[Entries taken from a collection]
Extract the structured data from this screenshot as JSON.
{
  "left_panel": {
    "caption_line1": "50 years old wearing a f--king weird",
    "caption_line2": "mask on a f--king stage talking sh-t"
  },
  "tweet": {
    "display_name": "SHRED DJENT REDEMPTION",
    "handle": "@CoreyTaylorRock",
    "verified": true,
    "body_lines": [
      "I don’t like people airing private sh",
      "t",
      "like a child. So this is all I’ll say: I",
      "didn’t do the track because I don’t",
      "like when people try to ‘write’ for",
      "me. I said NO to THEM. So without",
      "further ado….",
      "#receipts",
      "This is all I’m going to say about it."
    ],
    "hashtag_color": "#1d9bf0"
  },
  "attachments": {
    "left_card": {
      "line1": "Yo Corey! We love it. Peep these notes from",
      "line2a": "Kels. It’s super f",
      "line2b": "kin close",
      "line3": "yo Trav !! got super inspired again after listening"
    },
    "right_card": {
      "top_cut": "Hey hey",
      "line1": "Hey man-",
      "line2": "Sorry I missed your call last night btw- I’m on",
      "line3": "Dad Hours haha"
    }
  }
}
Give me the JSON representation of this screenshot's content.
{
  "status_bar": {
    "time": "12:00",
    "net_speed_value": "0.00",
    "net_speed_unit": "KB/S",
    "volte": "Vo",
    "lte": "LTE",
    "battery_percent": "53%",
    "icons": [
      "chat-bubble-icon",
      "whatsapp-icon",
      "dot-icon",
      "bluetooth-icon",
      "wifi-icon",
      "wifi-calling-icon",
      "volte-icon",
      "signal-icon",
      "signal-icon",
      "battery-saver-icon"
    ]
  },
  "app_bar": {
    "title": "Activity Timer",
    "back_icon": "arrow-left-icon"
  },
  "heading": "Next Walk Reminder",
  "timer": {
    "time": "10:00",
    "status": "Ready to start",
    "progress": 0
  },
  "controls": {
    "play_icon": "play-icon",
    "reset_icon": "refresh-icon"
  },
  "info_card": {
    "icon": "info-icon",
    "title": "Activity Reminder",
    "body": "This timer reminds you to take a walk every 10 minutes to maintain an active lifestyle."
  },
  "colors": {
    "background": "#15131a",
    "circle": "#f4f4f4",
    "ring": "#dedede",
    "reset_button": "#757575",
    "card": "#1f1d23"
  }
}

WHAT TO DO:
Ascertain the number of lines in the entries that include the word "title", and report only that number.

WRITTEN SOLUTION:
2